- **SHORT PROBLEM**:
Using the records provided below, locate and copy each line that contains the word "εἶναι".

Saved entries
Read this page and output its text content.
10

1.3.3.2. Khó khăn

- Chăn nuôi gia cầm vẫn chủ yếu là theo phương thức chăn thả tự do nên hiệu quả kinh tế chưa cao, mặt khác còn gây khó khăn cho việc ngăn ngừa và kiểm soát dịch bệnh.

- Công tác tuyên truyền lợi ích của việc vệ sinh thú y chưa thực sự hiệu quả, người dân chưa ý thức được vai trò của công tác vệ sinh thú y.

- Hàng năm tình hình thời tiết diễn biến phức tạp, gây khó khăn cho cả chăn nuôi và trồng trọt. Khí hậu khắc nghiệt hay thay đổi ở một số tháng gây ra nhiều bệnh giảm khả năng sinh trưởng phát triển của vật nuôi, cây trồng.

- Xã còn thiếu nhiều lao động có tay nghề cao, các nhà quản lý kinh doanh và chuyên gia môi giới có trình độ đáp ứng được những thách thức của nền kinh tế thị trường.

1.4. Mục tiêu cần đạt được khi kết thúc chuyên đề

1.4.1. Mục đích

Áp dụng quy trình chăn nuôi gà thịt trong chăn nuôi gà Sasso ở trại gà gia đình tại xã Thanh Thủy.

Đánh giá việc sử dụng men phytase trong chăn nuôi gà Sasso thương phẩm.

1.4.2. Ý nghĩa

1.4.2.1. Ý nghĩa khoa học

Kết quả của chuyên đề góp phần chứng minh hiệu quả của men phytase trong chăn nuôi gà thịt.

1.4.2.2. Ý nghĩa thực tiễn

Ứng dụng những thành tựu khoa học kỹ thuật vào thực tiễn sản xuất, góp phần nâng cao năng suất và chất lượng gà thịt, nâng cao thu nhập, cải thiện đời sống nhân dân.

---

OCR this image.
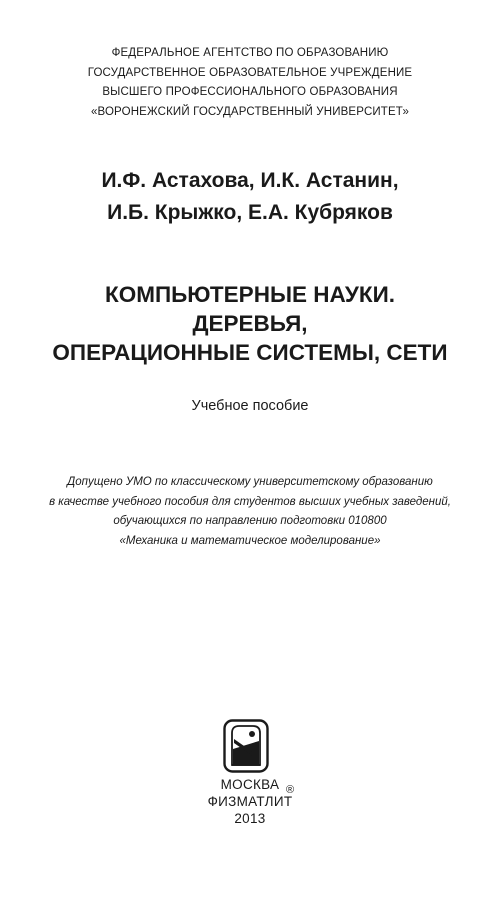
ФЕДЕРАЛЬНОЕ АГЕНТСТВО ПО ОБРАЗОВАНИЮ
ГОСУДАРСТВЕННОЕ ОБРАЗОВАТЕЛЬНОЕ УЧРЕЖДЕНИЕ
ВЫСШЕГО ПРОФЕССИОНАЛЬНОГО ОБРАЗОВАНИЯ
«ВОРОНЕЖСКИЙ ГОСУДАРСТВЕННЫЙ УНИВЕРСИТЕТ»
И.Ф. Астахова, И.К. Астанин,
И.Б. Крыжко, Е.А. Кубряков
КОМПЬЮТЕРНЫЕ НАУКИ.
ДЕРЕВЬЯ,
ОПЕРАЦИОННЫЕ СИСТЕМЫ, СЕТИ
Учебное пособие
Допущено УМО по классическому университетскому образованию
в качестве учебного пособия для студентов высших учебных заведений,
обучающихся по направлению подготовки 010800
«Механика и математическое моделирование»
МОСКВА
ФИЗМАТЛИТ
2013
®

---

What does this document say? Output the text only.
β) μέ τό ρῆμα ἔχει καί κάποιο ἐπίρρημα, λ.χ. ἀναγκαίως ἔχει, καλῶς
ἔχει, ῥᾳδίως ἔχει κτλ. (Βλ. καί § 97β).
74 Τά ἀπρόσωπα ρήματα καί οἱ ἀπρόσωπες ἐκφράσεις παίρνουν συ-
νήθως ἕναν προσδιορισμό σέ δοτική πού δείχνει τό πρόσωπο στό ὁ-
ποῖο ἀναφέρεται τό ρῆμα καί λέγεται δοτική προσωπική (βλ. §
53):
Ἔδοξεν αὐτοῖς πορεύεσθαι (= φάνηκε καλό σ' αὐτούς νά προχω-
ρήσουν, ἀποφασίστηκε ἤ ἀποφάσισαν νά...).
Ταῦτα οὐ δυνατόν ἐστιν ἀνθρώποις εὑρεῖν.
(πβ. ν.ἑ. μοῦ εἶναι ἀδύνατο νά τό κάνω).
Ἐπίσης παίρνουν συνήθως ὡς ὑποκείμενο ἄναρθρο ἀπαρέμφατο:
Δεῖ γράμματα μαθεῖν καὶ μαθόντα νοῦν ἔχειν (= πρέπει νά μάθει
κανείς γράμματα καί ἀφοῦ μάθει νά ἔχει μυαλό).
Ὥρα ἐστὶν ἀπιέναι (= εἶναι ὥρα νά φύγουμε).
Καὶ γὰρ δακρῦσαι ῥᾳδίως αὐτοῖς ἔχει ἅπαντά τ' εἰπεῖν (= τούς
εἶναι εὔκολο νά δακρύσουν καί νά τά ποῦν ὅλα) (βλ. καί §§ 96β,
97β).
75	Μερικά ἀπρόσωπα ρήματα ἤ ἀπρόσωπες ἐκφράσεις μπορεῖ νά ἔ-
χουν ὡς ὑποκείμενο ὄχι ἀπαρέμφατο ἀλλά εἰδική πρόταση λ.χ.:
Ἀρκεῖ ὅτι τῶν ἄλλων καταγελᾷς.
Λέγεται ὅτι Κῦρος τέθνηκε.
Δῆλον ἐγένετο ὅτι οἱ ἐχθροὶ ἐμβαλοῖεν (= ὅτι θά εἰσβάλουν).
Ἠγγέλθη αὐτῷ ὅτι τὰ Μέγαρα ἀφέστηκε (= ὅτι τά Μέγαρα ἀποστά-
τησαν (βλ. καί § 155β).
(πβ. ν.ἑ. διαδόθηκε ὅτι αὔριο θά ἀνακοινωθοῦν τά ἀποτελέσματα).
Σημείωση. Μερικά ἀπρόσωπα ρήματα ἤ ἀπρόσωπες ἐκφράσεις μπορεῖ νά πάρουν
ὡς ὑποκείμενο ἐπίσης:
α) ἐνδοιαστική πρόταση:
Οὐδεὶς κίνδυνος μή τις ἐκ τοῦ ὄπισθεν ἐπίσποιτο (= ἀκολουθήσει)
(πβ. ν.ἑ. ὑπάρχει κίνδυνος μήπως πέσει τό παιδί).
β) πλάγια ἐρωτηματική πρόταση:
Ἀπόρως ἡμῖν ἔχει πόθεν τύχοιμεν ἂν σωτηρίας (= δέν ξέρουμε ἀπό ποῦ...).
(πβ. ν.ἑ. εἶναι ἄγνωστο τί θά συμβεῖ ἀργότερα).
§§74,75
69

- **PROBLEM SOLUTION**:
(πβ. ν.ἑ. μοῦ εἶναι ἀδύνατο νά τό κάνω).
Ὥρα ἐστὶν ἀπιέναι (= εἶναι ὥρα νά φύγουμε).
εἶναι εὔκολο νά δακρύσουν καί νά τά ποῦν ὅλα) (βλ. καί §§ 96β,
(πβ. ν.ἑ. εἶναι ἄγνωστο τί θά συμβεῖ ἀργότερα).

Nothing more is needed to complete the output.